• Required task
In this exercise, reproduce all the entries that follow exactly.

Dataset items
------------------------

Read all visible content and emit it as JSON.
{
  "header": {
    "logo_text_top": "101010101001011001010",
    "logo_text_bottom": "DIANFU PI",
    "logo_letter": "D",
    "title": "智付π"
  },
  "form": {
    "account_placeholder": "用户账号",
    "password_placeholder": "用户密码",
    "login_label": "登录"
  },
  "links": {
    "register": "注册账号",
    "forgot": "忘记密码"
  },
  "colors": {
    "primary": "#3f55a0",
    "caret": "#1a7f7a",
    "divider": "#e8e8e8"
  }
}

------------------------

• Final result
Read all visible content and emit it as JSON.
{
  "header": {
    "logo_text_top": "101010101001011001010",
    "logo_text_bottom": "DIANFU PI",
    "logo_letter": "D",
    "title": "智付π"
  },
  "form": {
    "account_placeholder": "用户账号",
    "password_placeholder": "用户密码",
    "login_label": "登录"
  },
  "links": {
    "register": "注册账号",
    "forgot": "忘记密码"
  },
  "colors": {
    "primary": "#3f55a0",
    "caret": "#1a7f7a",
    "divider": "#e8e8e8"
  }
}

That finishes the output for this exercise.